> **Task objective**:
Find and copy each line of the listing below that has the word "diesem" in it.

> **Source information**:

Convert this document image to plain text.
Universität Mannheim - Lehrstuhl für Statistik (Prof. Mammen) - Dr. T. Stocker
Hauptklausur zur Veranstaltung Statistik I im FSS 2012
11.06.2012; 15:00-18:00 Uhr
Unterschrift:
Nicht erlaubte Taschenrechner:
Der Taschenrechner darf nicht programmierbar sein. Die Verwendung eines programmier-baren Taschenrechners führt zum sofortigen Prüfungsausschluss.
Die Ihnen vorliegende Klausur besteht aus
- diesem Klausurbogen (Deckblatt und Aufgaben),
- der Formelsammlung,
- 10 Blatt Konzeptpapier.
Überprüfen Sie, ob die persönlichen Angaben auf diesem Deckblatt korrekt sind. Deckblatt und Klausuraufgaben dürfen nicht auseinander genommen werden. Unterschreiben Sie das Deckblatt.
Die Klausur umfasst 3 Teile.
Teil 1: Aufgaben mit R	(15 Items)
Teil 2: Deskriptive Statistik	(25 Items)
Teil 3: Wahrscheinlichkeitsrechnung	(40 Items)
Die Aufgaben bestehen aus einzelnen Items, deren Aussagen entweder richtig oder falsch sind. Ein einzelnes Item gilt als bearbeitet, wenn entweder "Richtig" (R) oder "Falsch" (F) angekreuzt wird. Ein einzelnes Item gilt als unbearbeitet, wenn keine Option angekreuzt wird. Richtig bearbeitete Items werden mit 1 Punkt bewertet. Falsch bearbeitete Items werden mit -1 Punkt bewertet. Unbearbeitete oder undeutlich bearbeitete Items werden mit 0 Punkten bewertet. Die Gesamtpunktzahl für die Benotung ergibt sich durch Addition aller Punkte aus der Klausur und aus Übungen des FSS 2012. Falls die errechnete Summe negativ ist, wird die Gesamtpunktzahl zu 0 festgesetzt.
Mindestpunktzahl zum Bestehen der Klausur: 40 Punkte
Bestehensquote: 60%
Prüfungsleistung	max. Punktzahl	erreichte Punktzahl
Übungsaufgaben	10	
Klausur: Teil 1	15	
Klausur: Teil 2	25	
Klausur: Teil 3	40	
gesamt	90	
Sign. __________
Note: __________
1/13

--

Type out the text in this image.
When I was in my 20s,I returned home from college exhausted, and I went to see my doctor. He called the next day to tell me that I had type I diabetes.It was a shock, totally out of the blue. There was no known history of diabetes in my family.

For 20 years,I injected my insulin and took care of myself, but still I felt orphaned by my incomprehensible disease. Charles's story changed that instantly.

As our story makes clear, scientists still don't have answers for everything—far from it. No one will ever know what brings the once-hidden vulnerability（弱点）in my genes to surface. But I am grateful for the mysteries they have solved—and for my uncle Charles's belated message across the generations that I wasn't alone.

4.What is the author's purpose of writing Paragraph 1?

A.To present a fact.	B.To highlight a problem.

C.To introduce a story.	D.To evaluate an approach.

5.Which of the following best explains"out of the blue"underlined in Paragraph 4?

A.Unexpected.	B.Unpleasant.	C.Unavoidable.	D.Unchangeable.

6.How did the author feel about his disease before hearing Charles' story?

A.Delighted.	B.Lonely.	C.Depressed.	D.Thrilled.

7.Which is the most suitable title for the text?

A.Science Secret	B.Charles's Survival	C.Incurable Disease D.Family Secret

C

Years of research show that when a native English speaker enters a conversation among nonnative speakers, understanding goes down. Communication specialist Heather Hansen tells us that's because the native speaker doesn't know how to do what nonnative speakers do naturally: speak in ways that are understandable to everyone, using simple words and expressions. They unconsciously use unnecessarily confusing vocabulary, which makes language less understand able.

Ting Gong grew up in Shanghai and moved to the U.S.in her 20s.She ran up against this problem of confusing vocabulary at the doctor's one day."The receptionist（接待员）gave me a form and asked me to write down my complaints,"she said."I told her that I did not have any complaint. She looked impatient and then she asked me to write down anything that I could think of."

* * *

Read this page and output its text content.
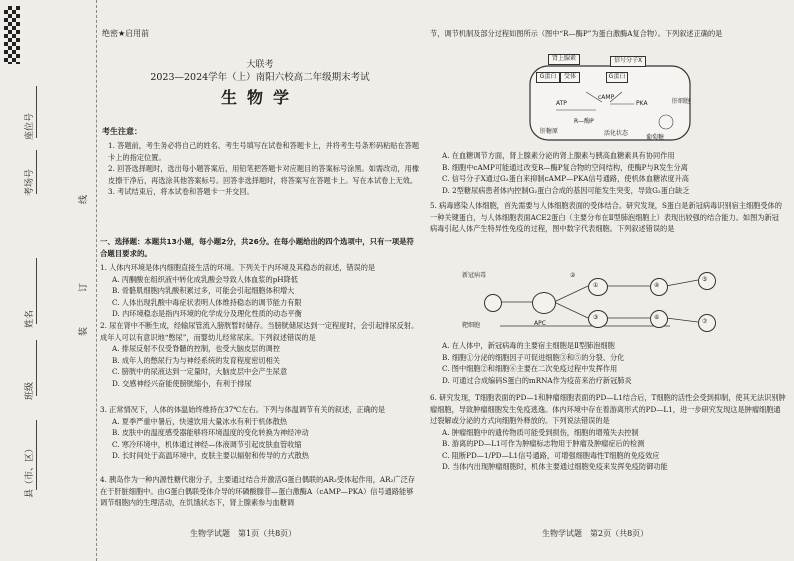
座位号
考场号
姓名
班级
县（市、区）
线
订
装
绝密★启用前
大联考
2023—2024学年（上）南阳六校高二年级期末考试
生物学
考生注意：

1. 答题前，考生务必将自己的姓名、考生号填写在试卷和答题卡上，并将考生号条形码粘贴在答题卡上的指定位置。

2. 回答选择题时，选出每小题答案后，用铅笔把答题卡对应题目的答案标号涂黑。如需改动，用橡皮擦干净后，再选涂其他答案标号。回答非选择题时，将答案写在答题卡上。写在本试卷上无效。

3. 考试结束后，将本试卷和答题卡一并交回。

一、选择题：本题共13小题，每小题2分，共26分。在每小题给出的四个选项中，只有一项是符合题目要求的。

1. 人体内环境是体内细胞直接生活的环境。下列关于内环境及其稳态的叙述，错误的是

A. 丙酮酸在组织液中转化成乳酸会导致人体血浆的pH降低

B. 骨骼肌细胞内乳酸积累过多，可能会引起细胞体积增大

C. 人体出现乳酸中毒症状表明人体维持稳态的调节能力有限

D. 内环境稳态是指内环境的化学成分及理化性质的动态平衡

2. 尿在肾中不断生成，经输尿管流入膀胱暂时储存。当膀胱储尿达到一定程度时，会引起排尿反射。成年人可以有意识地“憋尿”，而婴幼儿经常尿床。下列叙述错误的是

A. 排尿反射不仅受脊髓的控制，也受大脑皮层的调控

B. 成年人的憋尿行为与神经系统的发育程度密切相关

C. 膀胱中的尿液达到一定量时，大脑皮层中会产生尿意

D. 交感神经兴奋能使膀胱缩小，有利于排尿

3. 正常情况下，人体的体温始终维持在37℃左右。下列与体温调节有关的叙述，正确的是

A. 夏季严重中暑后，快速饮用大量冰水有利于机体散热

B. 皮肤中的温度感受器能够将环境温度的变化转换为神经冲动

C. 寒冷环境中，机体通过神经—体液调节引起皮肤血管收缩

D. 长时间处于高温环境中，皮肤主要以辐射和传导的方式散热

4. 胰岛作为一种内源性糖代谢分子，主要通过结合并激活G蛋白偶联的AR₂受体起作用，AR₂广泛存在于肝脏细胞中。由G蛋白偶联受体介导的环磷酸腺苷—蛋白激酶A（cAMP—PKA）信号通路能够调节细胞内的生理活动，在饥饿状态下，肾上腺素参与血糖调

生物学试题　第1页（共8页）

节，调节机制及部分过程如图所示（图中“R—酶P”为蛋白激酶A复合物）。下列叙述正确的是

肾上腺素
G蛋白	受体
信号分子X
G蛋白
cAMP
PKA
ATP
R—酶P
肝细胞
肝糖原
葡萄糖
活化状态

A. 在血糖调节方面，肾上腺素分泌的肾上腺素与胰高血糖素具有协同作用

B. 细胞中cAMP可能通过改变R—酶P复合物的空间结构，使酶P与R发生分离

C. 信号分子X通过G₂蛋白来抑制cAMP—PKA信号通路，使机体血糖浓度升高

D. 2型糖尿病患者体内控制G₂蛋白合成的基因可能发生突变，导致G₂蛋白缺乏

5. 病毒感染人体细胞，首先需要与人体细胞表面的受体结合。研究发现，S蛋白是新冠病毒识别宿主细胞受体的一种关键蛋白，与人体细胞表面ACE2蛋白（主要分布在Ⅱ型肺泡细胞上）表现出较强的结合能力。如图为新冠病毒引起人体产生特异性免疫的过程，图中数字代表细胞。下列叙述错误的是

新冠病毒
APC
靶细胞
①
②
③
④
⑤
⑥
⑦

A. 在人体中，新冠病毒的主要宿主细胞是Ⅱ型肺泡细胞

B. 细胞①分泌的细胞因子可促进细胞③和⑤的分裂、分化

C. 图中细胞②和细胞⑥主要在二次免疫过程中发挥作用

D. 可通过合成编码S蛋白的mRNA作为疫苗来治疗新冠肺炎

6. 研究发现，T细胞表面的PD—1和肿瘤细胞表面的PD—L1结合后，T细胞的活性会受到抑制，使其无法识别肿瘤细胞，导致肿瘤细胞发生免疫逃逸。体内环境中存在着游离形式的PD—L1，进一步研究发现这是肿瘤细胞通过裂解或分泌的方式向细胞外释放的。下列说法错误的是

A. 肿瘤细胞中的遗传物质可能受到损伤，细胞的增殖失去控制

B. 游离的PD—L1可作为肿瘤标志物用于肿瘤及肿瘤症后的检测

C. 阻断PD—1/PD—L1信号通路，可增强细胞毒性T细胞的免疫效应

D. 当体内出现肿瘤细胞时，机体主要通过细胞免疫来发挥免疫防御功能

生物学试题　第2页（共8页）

> **Answer box**:
- diesem Klausurbogen (Deckblatt und Aufgaben),
Überprüfen Sie, ob die persönlichen Angaben auf diesem Deckblatt korrekt sind. Deckblatt und Klausuraufgaben dürfen nicht auseinander genommen werden. Unterschreiben Sie das Deckblatt.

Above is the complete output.